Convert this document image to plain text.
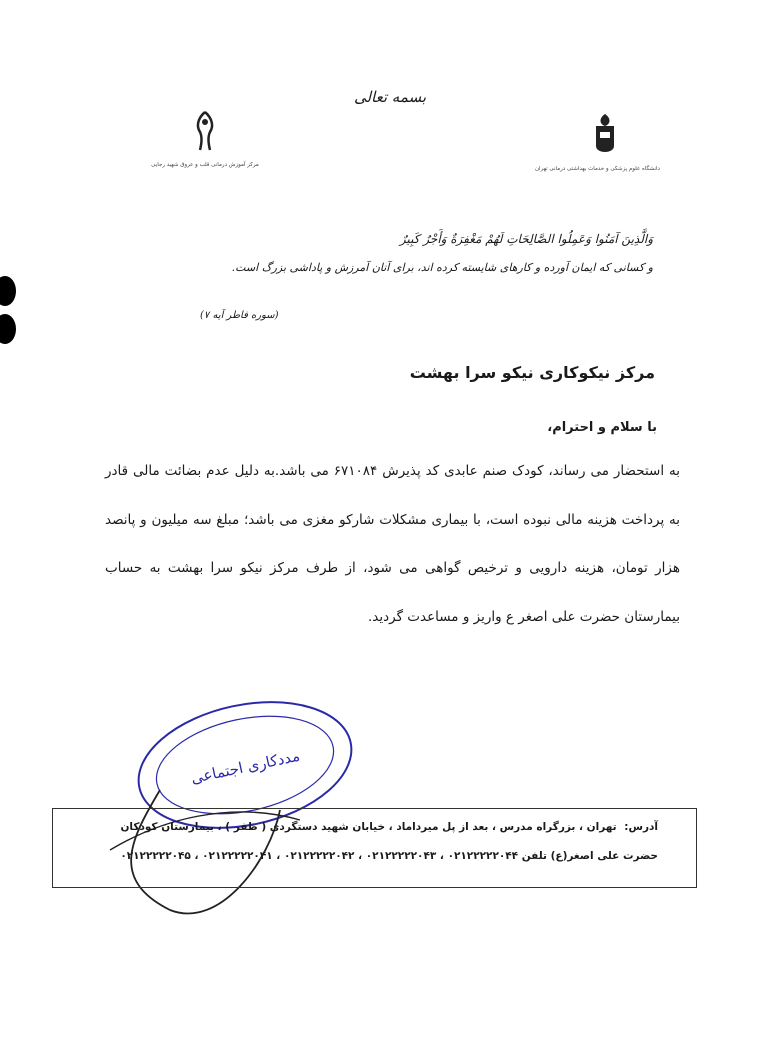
بسمه تعالی
مرکز آموزش درمانی قلب و عروق شهید رجایی
دانشگاه علوم پزشکی و خدمات بهداشتی درمانی تهران
وَالَّذِينَ آمَنُوا وَعَمِلُوا الصَّالِحَاتِ لَهُمْ مَغْفِرَةٌ وَأَجْرٌ كَبِيرٌ
و کسانی که ایمان آورده و کارهای شایسته کرده اند، برای آنان آمرزش و پاداشی بزرگ است.
(سوره فاطر آیه ۷)
مرکز نیکوکاری نیکو سرا بهشت
با سلام و احترام،
به استحضار می رساند، کودک صنم عابدی کد پذیرش ۶۷۱۰۸۴ می باشد.به دلیل عدم بضائت مالی قادر به پرداخت هزینه مالی نبوده است، با بیماری مشکلات شارکو مغزی می باشد؛ مبلغ سه میلیون و پانصد هزار تومان، هزینه دارویی و ترخیص گواهی می شود، از طرف مرکز نیکو سرا بهشت به حساب بیمارستان حضرت علی اصغر ع واریز و مساعدت گردید.
مددکاری اجتماعی
آدرس: تهران ، بزرگراه مدرس ، بعد از پل میرداماد ، خیابان شهید دستگردی ( ظفر ) ، بیمارستان کودکان
حضرت علی اصغر(ع) تلفن ۰۲۱۲۲۲۲۲۰۴۴ ، ۰۲۱۲۲۲۲۲۰۴۳ ، ۰۲۱۲۲۲۲۲۰۴۲ ، ۰۲۱۲۲۲۲۲۰۴۱ ، ۰۲۱۲۲۲۲۲۰۴۵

• WHAT IS ASKED: Copy the whole listing above word for word but do not carry over the pictures.

• FULL OUTPUT:
Convert this document image to plain text.
بسمه تعالی
مرکز آموزش درمانی قلب و عروق شهید رجایی
دانشگاه علوم پزشکی و خدمات بهداشتی درمانی تهران
وَالَّذِينَ آمَنُوا وَعَمِلُوا الصَّالِحَاتِ لَهُمْ مَغْفِرَةٌ وَأَجْرٌ كَبِيرٌ
و کسانی که ایمان آورده و کارهای شایسته کرده اند، برای آنان آمرزش و پاداشی بزرگ است.
(سوره فاطر آیه ۷)
مرکز نیکوکاری نیکو سرا بهشت
با سلام و احترام،
به استحضار می رساند، کودک صنم عابدی کد پذیرش ۶۷۱۰۸۴ می باشد.به دلیل عدم بضائت مالی قادر به پرداخت هزینه مالی نبوده است، با بیماری مشکلات شارکو مغزی می باشد؛ مبلغ سه میلیون و پانصد هزار تومان، هزینه دارویی و ترخیص گواهی می شود، از طرف مرکز نیکو سرا بهشت به حساب بیمارستان حضرت علی اصغر ع واریز و مساعدت گردید.
مددکاری اجتماعی
آدرس: تهران ، بزرگراه مدرس ، بعد از پل میرداماد ، خیابان شهید دستگردی ( ظفر ) ، بیمارستان کودکان
حضرت علی اصغر(ع) تلفن ۰۲۱۲۲۲۲۲۰۴۴ ، ۰۲۱۲۲۲۲۲۰۴۳ ، ۰۲۱۲۲۲۲۲۰۴۲ ، ۰۲۱۲۲۲۲۲۰۴۱ ، ۰۲۱۲۲۲۲۲۰۴۵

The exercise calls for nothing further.